Spatial layout data:
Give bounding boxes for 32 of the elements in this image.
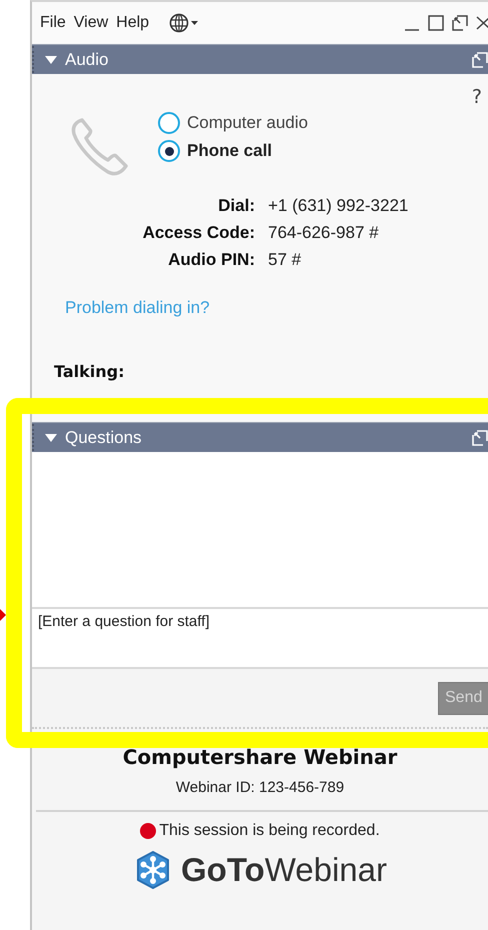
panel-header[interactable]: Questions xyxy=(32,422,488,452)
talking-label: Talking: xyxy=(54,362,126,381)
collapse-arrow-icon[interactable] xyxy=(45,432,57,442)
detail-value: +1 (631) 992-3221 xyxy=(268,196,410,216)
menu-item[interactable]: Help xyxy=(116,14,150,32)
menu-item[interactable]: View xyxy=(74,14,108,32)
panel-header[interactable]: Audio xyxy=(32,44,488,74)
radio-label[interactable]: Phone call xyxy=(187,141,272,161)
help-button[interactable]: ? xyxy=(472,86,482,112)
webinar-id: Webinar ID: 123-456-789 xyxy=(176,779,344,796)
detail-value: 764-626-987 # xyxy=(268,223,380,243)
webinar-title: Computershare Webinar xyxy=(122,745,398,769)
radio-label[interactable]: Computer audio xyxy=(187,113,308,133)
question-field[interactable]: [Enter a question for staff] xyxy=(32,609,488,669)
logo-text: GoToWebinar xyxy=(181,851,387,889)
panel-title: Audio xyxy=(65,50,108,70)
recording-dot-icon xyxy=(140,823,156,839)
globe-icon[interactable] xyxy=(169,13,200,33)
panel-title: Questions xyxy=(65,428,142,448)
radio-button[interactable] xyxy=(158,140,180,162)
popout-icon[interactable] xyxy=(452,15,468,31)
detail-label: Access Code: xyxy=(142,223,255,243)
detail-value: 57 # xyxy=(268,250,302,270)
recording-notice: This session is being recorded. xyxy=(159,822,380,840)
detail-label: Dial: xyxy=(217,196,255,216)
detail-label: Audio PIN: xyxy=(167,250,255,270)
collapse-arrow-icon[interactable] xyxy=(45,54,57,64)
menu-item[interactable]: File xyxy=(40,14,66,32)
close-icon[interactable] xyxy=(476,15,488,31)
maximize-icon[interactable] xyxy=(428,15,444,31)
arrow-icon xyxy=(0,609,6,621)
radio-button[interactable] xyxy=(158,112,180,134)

Task instructions:
Rewrite every item above with "panel-header" replaced by "section-header" and no other changes. Leave out the pictures.

The answer:
Give bounding boxes for 32 of the elements in this image.
section-header[interactable]: Questions xyxy=(32,422,488,452)
talking-label: Talking: xyxy=(54,362,126,381)
collapse-arrow-icon[interactable] xyxy=(45,432,57,442)
detail-value: +1 (631) 992-3221 xyxy=(268,196,410,216)
menu-item[interactable]: Help xyxy=(116,14,150,32)
menu-item[interactable]: View xyxy=(74,14,108,32)
section-header[interactable]: Audio xyxy=(32,44,488,74)
radio-label[interactable]: Phone call xyxy=(187,141,272,161)
help-button[interactable]: ? xyxy=(472,86,482,112)
webinar-id: Webinar ID: 123-456-789 xyxy=(176,779,344,796)
detail-value: 764-626-987 # xyxy=(268,223,380,243)
webinar-title: Computershare Webinar xyxy=(122,745,398,769)
radio-label[interactable]: Computer audio xyxy=(187,113,308,133)
question-field[interactable]: [Enter a question for staff] xyxy=(32,609,488,669)
logo-text: GoToWebinar xyxy=(181,851,387,889)
panel-title: Audio xyxy=(65,50,108,70)
recording-dot-icon xyxy=(140,823,156,839)
globe-icon[interactable] xyxy=(169,13,200,33)
panel-title: Questions xyxy=(65,428,142,448)
radio-button[interactable] xyxy=(158,140,180,162)
popout-icon[interactable] xyxy=(452,15,468,31)
detail-label: Access Code: xyxy=(142,223,255,243)
detail-value: 57 # xyxy=(268,250,302,270)
recording-notice: This session is being recorded. xyxy=(159,822,380,840)
detail-label: Dial: xyxy=(217,196,255,216)
detail-label: Audio PIN: xyxy=(167,250,255,270)
collapse-arrow-icon[interactable] xyxy=(45,54,57,64)
menu-item[interactable]: File xyxy=(40,14,66,32)
close-icon[interactable] xyxy=(476,15,488,31)
maximize-icon[interactable] xyxy=(428,15,444,31)
arrow-icon xyxy=(0,609,6,621)
radio-button[interactable] xyxy=(158,112,180,134)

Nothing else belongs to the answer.